[BEGIN]
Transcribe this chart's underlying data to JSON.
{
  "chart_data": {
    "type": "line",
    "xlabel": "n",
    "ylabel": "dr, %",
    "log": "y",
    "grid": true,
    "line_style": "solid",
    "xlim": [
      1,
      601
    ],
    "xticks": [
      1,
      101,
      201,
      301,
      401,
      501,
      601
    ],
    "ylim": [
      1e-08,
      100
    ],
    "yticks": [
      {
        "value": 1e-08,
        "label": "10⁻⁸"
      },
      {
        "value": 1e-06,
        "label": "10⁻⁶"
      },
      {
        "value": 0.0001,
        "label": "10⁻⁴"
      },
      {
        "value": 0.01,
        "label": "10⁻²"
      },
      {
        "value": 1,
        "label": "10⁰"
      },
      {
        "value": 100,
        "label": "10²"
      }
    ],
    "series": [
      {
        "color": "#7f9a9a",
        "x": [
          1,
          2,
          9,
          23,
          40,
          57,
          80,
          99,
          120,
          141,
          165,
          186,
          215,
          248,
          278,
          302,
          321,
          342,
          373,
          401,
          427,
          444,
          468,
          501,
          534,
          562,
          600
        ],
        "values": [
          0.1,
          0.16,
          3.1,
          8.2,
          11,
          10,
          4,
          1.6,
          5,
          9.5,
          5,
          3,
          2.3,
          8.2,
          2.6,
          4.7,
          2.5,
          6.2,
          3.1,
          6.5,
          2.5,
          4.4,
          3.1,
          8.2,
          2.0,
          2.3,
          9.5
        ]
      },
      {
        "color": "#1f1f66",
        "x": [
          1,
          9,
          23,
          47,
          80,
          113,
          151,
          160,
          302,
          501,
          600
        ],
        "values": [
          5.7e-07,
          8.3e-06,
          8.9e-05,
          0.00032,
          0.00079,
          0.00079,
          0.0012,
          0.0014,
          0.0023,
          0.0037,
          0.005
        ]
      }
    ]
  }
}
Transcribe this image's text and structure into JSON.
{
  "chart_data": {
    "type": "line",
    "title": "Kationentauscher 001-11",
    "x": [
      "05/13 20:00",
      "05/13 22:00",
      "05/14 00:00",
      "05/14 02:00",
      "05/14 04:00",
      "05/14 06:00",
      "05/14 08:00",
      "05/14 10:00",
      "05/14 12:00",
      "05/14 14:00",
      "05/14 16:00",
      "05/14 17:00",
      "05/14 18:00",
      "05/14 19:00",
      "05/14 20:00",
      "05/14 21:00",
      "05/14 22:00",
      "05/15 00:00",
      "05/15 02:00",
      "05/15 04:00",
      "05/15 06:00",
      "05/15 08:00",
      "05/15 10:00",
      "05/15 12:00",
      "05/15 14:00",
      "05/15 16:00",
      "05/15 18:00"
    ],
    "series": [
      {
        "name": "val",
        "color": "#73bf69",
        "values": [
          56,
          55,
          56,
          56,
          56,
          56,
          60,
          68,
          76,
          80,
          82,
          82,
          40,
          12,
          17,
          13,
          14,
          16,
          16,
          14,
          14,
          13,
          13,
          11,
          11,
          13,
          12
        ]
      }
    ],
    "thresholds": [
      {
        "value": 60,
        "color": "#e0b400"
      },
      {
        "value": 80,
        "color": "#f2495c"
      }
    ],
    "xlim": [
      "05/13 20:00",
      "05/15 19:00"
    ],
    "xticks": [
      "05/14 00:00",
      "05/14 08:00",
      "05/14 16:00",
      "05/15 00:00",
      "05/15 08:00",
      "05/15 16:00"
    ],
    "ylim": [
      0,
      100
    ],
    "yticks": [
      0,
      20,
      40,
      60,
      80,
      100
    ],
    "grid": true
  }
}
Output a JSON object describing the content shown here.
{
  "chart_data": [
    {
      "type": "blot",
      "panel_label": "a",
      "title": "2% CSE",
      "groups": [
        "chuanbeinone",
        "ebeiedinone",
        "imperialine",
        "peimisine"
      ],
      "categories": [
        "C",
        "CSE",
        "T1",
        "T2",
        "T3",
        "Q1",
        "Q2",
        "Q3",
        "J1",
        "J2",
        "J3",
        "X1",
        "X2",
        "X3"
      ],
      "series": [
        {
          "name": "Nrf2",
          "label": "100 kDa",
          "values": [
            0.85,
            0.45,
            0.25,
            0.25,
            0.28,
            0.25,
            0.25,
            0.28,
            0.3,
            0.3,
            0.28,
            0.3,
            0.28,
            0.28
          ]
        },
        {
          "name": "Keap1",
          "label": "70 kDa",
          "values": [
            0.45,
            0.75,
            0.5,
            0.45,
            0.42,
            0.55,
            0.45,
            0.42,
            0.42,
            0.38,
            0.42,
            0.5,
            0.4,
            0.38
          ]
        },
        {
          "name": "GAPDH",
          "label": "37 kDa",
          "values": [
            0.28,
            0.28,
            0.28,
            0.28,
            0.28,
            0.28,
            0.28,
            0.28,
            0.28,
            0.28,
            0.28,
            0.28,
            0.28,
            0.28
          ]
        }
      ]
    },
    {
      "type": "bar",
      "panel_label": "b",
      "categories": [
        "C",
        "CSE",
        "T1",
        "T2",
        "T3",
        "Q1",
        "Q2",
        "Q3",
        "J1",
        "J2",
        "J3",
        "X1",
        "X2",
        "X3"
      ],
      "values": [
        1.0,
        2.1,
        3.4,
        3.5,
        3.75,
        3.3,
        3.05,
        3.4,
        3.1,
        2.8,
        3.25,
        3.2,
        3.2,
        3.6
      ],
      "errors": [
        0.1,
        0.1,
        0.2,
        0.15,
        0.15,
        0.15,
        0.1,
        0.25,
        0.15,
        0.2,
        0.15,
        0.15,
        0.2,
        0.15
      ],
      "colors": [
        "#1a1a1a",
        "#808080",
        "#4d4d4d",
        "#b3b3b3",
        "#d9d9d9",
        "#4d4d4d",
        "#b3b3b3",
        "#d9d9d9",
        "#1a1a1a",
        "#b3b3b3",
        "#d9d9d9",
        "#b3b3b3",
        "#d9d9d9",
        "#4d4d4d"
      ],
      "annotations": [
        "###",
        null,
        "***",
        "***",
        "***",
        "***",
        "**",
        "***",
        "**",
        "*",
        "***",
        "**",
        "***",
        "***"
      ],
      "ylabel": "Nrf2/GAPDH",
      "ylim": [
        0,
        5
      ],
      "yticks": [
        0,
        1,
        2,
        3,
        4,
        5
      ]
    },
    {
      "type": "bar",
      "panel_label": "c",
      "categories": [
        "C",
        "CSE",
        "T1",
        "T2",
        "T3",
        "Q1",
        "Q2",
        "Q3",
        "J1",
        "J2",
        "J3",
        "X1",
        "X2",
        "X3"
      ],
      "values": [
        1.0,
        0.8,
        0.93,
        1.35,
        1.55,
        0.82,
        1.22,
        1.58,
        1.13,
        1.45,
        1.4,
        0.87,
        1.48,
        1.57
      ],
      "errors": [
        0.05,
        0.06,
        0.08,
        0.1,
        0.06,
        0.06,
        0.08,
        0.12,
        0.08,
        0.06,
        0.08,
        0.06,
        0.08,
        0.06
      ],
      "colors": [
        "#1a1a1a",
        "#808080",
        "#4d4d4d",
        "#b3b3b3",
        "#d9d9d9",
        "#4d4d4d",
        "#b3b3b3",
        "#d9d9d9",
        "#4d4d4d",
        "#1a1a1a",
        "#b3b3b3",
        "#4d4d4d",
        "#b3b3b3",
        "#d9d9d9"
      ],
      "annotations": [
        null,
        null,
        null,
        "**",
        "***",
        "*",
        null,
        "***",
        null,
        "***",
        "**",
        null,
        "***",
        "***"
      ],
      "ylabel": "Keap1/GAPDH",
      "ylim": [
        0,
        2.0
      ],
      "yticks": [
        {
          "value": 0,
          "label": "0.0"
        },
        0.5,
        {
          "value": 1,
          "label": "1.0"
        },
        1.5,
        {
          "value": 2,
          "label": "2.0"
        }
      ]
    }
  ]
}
[END]
GIVEN REQUEST: Repeat every record, exactly as written.

WRITTEN REPLY:
Transcribe this chart's underlying data to JSON.
{
  "chart_data": {
    "type": "line",
    "xlabel": "n",
    "ylabel": "dr, %",
    "log": "y",
    "grid": true,
    "line_style": "solid",
    "xlim": [
      1,
      601
    ],
    "xticks": [
      1,
      101,
      201,
      301,
      401,
      501,
      601
    ],
    "ylim": [
      1e-08,
      100
    ],
    "yticks": [
      {
        "value": 1e-08,
        "label": "10⁻⁸"
      },
      {
        "value": 1e-06,
        "label": "10⁻⁶"
      },
      {
        "value": 0.0001,
        "label": "10⁻⁴"
      },
      {
        "value": 0.01,
        "label": "10⁻²"
      },
      {
        "value": 1,
        "label": "10⁰"
      },
      {
        "value": 100,
        "label": "10²"
      }
    ],
    "series": [
      {
        "color": "#7f9a9a",
        "x": [
          1,
          2,
          9,
          23,
          40,
          57,
          80,
          99,
          120,
          141,
          165,
          186,
          215,
          248,
          278,
          302,
          321,
          342,
          373,
          401,
          427,
          444,
          468,
          501,
          534,
          562,
          600
        ],
        "values": [
          0.1,
          0.16,
          3.1,
          8.2,
          11,
          10,
          4,
          1.6,
          5,
          9.5,
          5,
          3,
          2.3,
          8.2,
          2.6,
          4.7,
          2.5,
          6.2,
          3.1,
          6.5,
          2.5,
          4.4,
          3.1,
          8.2,
          2.0,
          2.3,
          9.5
        ]
      },
      {
        "color": "#1f1f66",
        "x": [
          1,
          9,
          23,
          47,
          80,
          113,
          151,
          160,
          302,
          501,
          600
        ],
        "values": [
          5.7e-07,
          8.3e-06,
          8.9e-05,
          0.00032,
          0.00079,
          0.00079,
          0.0012,
          0.0014,
          0.0023,
          0.0037,
          0.005
        ]
      }
    ]
  }
}
Transcribe this image's text and structure into JSON.
{
  "chart_data": {
    "type": "line",
    "title": "Kationentauscher 001-11",
    "x": [
      "05/13 20:00",
      "05/13 22:00",
      "05/14 00:00",
      "05/14 02:00",
      "05/14 04:00",
      "05/14 06:00",
      "05/14 08:00",
      "05/14 10:00",
      "05/14 12:00",
      "05/14 14:00",
      "05/14 16:00",
      "05/14 17:00",
      "05/14 18:00",
      "05/14 19:00",
      "05/14 20:00",
      "05/14 21:00",
      "05/14 22:00",
      "05/15 00:00",
      "05/15 02:00",
      "05/15 04:00",
      "05/15 06:00",
      "05/15 08:00",
      "05/15 10:00",
      "05/15 12:00",
      "05/15 14:00",
      "05/15 16:00",
      "05/15 18:00"
    ],
    "series": [
      {
        "name": "val",
        "color": "#73bf69",
        "values": [
          56,
          55,
          56,
          56,
          56,
          56,
          60,
          68,
          76,
          80,
          82,
          82,
          40,
          12,
          17,
          13,
          14,
          16,
          16,
          14,
          14,
          13,
          13,
          11,
          11,
          13,
          12
        ]
      }
    ],
    "thresholds": [
      {
        "value": 60,
        "color": "#e0b400"
      },
      {
        "value": 80,
        "color": "#f2495c"
      }
    ],
    "xlim": [
      "05/13 20:00",
      "05/15 19:00"
    ],
    "xticks": [
      "05/14 00:00",
      "05/14 08:00",
      "05/14 16:00",
      "05/15 00:00",
      "05/15 08:00",
      "05/15 16:00"
    ],
    "ylim": [
      0,
      100
    ],
    "yticks": [
      0,
      20,
      40,
      60,
      80,
      100
    ],
    "grid": true
  }
}
Output a JSON object describing the content shown here.
{
  "chart_data": [
    {
      "type": "blot",
      "panel_label": "a",
      "title": "2% CSE",
      "groups": [
        "chuanbeinone",
        "ebeiedinone",
        "imperialine",
        "peimisine"
      ],
      "categories": [
        "C",
        "CSE",
        "T1",
        "T2",
        "T3",
        "Q1",
        "Q2",
        "Q3",
        "J1",
        "J2",
        "J3",
        "X1",
        "X2",
        "X3"
      ],
      "series": [
        {
          "name": "Nrf2",
          "label": "100 kDa",
          "values": [
            0.85,
            0.45,
            0.25,
            0.25,
            0.28,
            0.25,
            0.25,
            0.28,
            0.3,
            0.3,
            0.28,
            0.3,
            0.28,
            0.28
          ]
        },
        {
          "name": "Keap1",
          "label": "70 kDa",
          "values": [
            0.45,
            0.75,
            0.5,
            0.45,
            0.42,
            0.55,
            0.45,
            0.42,
            0.42,
            0.38,
            0.42,
            0.5,
            0.4,
            0.38
          ]
        },
        {
          "name": "GAPDH",
          "label": "37 kDa",
          "values": [
            0.28,
            0.28,
            0.28,
            0.28,
            0.28,
            0.28,
            0.28,
            0.28,
            0.28,
            0.28,
            0.28,
            0.28,
            0.28,
            0.28
          ]
        }
      ]
    },
    {
      "type": "bar",
      "panel_label": "b",
      "categories": [
        "C",
        "CSE",
        "T1",
        "T2",
        "T3",
        "Q1",
        "Q2",
        "Q3",
        "J1",
        "J2",
        "J3",
        "X1",
        "X2",
        "X3"
      ],
      "values": [
        1.0,
        2.1,
        3.4,
        3.5,
        3.75,
        3.3,
        3.05,
        3.4,
        3.1,
        2.8,
        3.25,
        3.2,
        3.2,
        3.6
      ],
      "errors": [
        0.1,
        0.1,
        0.2,
        0.15,
        0.15,
        0.15,
        0.1,
        0.25,
        0.15,
        0.2,
        0.15,
        0.15,
        0.2,
        0.15
      ],
      "colors": [
        "#1a1a1a",
        "#808080",
        "#4d4d4d",
        "#b3b3b3",
        "#d9d9d9",
        "#4d4d4d",
        "#b3b3b3",
        "#d9d9d9",
        "#1a1a1a",
        "#b3b3b3",
        "#d9d9d9",
        "#b3b3b3",
        "#d9d9d9",
        "#4d4d4d"
      ],
      "annotations": [
        "###",
        null,
        "***",
        "***",
        "***",
        "***",
        "**",
        "***",
        "**",
        "*",
        "***",
        "**",
        "***",
        "***"
      ],
      "ylabel": "Nrf2/GAPDH",
      "ylim": [
        0,
        5
      ],
      "yticks": [
        0,
        1,
        2,
        3,
        4,
        5
      ]
    },
    {
      "type": "bar",
      "panel_label": "c",
      "categories": [
        "C",
        "CSE",
        "T1",
        "T2",
        "T3",
        "Q1",
        "Q2",
        "Q3",
        "J1",
        "J2",
        "J3",
        "X1",
        "X2",
        "X3"
      ],
      "values": [
        1.0,
        0.8,
        0.93,
        1.35,
        1.55,
        0.82,
        1.22,
        1.58,
        1.13,
        1.45,
        1.4,
        0.87,
        1.48,
        1.57
      ],
      "errors": [
        0.05,
        0.06,
        0.08,
        0.1,
        0.06,
        0.06,
        0.08,
        0.12,
        0.08,
        0.06,
        0.08,
        0.06,
        0.08,
        0.06
      ],
      "colors": [
        "#1a1a1a",
        "#808080",
        "#4d4d4d",
        "#b3b3b3",
        "#d9d9d9",
        "#4d4d4d",
        "#b3b3b3",
        "#d9d9d9",
        "#4d4d4d",
        "#1a1a1a",
        "#b3b3b3",
        "#4d4d4d",
        "#b3b3b3",
        "#d9d9d9"
      ],
      "annotations": [
        null,
        null,
        null,
        "**",
        "***",
        "*",
        null,
        "***",
        null,
        "***",
        "**",
        null,
        "***",
        "***"
      ],
      "ylabel": "Keap1/GAPDH",
      "ylim": [
        0,
        2.0
      ],
      "yticks": [
        {
          "value": 0,
          "label": "0.0"
        },
        0.5,
        {
          "value": 1,
          "label": "1.0"
        },
        1.5,
        {
          "value": 2,
          "label": "2.0"
        }
      ]
    }
  ]
}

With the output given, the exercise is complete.